◆ **Goal**
Tally the lines that hold the string "this", and reply with the count alone.

◆ **Provided information**

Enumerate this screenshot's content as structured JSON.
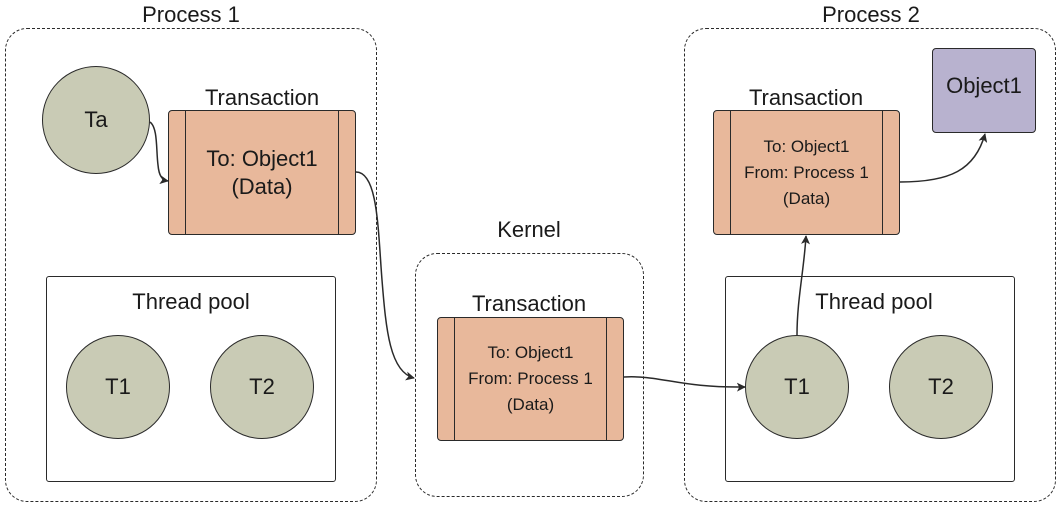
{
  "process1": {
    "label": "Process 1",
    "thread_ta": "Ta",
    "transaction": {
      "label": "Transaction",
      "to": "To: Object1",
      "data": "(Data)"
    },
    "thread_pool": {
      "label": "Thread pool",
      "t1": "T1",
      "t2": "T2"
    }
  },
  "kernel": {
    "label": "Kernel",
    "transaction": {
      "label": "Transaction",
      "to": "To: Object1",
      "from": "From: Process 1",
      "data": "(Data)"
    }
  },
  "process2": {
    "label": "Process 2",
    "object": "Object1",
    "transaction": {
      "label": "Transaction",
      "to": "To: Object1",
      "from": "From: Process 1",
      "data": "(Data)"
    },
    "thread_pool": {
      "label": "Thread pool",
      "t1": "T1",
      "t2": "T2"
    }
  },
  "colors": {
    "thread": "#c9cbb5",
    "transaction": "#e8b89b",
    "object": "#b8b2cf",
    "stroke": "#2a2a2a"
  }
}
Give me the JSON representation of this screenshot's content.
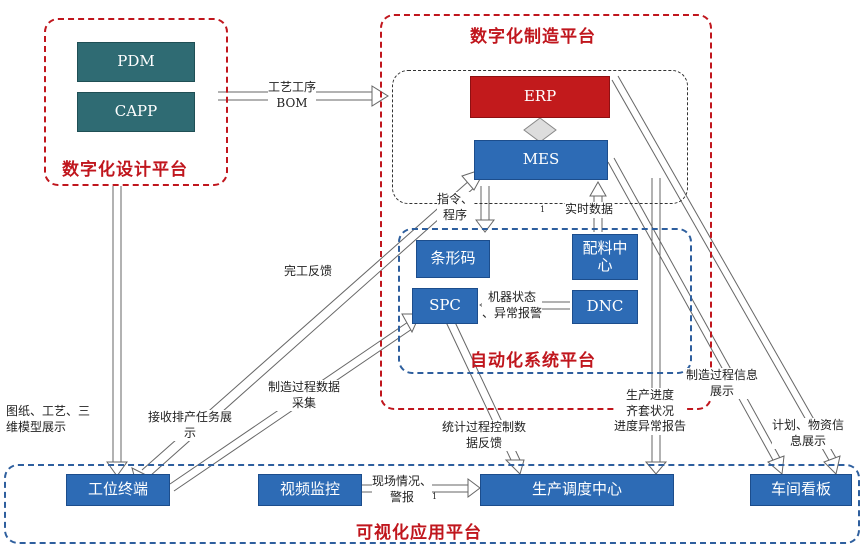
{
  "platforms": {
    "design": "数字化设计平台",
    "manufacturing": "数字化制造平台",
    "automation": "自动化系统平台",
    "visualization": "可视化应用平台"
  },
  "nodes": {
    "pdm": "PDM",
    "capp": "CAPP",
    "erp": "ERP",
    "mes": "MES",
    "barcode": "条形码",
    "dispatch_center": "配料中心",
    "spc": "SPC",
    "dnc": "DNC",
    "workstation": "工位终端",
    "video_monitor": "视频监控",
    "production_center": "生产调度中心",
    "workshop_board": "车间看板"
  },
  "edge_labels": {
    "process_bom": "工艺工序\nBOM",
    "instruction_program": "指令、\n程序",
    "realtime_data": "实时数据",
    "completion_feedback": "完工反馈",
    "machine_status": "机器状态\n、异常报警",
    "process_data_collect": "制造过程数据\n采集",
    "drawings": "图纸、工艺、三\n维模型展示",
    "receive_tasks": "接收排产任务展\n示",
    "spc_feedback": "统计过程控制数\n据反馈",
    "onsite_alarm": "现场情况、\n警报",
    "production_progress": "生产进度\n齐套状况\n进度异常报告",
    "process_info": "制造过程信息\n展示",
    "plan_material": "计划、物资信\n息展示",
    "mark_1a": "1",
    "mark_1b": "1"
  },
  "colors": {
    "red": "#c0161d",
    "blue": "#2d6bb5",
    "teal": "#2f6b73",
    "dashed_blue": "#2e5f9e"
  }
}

◆ **Task answer**
2